#### EXCERPTED PASSAGE

If you think you need to lie to avoid hurting your significant other's feelings, then you aren't mature enough to talk through the issue and address the hurt feelings head on. White lies are what weak people use to avoid confrontation and resolution in real life. Stop rationalizing your dishonesty--if you are a GROWN MAN OR WOMAN vested in a caring relationship, one would hope you would be secure enough to tell the truth TACTFULLY and deal with the consequences.

Anonymous said...

Can you just imagine: "Yes, you look fat in those jeans, but you are fat, so the jeans don't make you look any less than what you are. I love all of you, even your cellulite, but the honest answer is, they don't make you look any fatter..."
I think it depends on how long your with someone, after they seen you sick in bed with the stomach flu, then it's easy to be honest with each other.

Anonymous said...

of course its okay

Anonymous said...

No, but being in a relationship places a responsibility on a person not to ask questions that they already know the answer to but want to put the person in a position where that person may feel the need to lie. Going with the "do I look ____ in this?" ex., when a person knows already what the answer is but is trying for some pathetic ego boost by asking, that person is in essence giving up the right to be mad over the answer, truthful or not.
Better yet, when you are in a relationship with someone and you have an understanding of sorts (whether its an open relationship or a look-but-don't-touch kind), don't ask the person if they are doing something you have consented to by being in the relationship, then get angry and act as if your trust has been undermined when the answer is a lie.
Basically, don't force your significant other to lie to you.

Anonymous said...

NEVER ok to lie ..

Anonymous said...

I am very fortunate because my boyfriend and I are very honest with each other (we have also been together for 11 years, which makes it a little easier). If I try on something, and it is not flattering, he is the first to let me know. I value his opinion and I know that he is honest. He is also the first to let me know when what I have on looks great.

Anonymous said...

########
#### EXTRACTED MATERIAL

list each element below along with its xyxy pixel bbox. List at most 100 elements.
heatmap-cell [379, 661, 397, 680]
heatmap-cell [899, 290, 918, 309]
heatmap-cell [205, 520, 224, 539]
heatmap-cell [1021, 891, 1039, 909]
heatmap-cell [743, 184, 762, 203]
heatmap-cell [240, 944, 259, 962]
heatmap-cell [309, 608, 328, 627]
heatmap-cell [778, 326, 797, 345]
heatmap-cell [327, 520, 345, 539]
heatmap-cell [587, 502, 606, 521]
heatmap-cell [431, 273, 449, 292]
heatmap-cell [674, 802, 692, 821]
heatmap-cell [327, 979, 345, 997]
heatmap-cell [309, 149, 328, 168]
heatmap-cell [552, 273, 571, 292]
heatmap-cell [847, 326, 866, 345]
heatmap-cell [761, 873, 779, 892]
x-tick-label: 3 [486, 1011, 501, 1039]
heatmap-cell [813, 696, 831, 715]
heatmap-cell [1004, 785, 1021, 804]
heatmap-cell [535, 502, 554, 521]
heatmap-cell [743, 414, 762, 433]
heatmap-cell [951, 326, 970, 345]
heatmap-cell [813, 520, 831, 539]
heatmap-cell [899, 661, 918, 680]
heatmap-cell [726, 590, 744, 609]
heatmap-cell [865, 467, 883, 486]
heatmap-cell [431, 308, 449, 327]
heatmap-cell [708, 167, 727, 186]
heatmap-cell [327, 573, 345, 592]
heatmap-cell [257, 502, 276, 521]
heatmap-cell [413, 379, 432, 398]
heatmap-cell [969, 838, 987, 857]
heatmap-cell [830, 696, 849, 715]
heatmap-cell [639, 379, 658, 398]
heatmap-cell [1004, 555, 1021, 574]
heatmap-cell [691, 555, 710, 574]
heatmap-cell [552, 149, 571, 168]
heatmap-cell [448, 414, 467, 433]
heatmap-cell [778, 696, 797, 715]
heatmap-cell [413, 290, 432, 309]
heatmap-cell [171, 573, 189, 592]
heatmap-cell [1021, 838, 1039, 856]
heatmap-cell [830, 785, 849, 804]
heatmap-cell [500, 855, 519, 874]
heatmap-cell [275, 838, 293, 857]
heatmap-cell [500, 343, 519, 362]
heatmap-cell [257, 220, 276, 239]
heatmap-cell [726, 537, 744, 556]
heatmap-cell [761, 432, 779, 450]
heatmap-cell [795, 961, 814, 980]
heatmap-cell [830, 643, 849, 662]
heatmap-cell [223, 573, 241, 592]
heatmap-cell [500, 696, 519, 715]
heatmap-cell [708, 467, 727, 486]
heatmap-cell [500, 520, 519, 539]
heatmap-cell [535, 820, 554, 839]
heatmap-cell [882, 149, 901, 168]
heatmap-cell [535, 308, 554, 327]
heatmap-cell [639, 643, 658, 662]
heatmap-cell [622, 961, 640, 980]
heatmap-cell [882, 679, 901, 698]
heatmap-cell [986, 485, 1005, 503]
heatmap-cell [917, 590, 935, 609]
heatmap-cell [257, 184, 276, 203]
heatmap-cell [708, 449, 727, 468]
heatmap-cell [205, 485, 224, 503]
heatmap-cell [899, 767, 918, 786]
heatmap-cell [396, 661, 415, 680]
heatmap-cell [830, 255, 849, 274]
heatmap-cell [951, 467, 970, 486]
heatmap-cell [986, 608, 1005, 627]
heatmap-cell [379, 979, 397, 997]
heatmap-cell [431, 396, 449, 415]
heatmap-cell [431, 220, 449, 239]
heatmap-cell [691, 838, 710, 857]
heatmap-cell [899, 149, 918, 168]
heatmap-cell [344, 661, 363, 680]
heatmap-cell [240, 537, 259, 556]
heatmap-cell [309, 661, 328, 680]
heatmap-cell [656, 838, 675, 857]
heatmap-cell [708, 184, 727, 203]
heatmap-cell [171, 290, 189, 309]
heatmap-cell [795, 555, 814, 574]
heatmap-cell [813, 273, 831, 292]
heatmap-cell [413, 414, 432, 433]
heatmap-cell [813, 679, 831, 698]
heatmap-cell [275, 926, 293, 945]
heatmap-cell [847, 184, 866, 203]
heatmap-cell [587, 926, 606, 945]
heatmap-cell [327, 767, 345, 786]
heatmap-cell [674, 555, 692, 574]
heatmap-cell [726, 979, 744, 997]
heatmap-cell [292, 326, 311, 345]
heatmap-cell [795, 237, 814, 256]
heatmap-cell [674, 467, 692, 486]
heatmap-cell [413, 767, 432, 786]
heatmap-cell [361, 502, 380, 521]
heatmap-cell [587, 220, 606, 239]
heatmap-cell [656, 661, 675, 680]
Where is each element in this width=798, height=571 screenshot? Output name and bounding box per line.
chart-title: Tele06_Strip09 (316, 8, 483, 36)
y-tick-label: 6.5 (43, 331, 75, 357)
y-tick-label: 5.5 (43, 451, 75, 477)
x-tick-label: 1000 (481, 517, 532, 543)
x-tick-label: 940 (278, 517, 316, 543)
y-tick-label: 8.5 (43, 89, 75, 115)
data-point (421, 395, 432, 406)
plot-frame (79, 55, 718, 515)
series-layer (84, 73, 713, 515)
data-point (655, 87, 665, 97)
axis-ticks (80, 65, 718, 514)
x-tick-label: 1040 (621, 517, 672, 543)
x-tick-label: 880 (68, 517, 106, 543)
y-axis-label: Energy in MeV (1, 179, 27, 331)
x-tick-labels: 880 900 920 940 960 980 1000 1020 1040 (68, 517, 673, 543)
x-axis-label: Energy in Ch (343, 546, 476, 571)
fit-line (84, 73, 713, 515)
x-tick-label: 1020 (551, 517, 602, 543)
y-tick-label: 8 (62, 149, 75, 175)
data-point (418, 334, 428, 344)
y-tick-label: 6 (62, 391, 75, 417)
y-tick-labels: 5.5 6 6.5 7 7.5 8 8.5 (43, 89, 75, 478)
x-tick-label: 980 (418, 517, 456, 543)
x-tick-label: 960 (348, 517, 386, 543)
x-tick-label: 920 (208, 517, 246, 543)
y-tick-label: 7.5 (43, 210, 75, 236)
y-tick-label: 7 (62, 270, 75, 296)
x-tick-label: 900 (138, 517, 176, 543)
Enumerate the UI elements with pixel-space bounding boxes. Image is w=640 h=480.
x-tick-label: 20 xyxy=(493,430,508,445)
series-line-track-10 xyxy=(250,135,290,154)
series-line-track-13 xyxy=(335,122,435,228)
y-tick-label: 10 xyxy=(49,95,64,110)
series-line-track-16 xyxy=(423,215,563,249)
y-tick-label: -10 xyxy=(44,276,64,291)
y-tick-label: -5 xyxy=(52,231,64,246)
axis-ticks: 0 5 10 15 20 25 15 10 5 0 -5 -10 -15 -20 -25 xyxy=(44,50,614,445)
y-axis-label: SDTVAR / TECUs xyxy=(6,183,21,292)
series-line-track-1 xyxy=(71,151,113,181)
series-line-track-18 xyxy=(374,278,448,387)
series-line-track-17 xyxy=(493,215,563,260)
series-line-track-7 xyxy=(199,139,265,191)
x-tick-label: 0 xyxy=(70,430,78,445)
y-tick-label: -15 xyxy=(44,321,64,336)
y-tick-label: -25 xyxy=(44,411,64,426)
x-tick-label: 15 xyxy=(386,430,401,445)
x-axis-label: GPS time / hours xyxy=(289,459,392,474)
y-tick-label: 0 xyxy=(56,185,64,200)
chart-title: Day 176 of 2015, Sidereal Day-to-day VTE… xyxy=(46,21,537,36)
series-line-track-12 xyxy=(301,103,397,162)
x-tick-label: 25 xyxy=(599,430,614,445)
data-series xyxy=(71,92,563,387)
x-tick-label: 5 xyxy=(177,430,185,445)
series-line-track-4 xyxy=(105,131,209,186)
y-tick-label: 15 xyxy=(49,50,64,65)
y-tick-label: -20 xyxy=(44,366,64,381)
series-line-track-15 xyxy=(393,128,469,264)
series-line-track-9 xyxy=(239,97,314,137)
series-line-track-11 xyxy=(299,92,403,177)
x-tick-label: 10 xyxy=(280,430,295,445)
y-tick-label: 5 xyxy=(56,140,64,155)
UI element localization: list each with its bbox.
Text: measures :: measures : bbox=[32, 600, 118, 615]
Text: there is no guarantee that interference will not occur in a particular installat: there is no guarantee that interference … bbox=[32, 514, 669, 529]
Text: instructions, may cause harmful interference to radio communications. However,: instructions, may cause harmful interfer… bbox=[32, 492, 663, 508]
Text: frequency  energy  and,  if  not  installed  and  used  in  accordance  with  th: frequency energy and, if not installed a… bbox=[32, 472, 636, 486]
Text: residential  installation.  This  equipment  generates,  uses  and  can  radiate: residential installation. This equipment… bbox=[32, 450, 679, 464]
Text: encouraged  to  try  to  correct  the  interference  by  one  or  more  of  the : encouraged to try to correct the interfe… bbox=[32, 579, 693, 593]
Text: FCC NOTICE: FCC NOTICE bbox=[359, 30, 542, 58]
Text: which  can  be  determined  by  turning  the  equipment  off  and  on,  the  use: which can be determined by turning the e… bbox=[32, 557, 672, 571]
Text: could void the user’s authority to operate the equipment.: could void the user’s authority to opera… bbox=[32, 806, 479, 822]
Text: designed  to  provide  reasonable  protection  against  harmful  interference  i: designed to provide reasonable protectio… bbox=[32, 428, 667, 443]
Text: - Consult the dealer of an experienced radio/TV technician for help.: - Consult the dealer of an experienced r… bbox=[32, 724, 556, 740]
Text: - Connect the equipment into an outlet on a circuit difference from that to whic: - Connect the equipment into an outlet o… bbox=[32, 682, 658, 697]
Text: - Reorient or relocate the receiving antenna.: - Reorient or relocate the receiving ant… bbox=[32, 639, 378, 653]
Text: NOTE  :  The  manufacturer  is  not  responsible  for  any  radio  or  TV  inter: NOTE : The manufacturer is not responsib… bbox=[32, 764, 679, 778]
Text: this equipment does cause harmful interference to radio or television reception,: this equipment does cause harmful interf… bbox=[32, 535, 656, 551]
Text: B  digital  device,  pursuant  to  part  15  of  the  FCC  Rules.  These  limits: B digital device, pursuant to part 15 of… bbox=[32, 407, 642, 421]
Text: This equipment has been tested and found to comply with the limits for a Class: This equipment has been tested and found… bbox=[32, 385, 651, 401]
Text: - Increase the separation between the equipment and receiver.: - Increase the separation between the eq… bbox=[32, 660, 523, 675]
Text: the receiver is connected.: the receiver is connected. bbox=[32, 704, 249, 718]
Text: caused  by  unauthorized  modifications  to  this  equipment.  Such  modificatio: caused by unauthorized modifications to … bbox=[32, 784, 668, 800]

########

APPLY WHAT YOU READ:
[1] From the comment thread on lying in relationships, copy the part that begins with the words containing "Better yet, when" and ends with "on looks great.".
[2] List every word or phrase longer than one letter that the comment thread on lying in relationships writes entirely in capital letters.
[3] In the comment thread on lying in relationships, how long has the commenter who writes about an honest boyfriend been with him?

ACTIVITY ANSWERS:
[1]
Better yet, when you are in a relationship with someone and you have an understanding of sorts (whether its an open relationship or a look-but-don't-touch kind), don't ask the person if they are doing something you have consented to by being in the relationship, then get angry and act as if your trust has been undermined when the answer is a lie.
Basically, don't force your significant other to lie to you.

Anonymous said...

NEVER ok to lie ..

Anonymous said...

I am very fortunate because my boyfriend and I are very honest with each other (we have also been together for 11 years, which makes it a little easier). If I try on something, and it is not flattering, he is the first to let me know. I value his opinion and I know that he is honest. He is also the first to let me know when what I have on looks great.

[2]
GROWN MAN OR WOMAN
TACTFULLY
NEVER

[3] 11 years.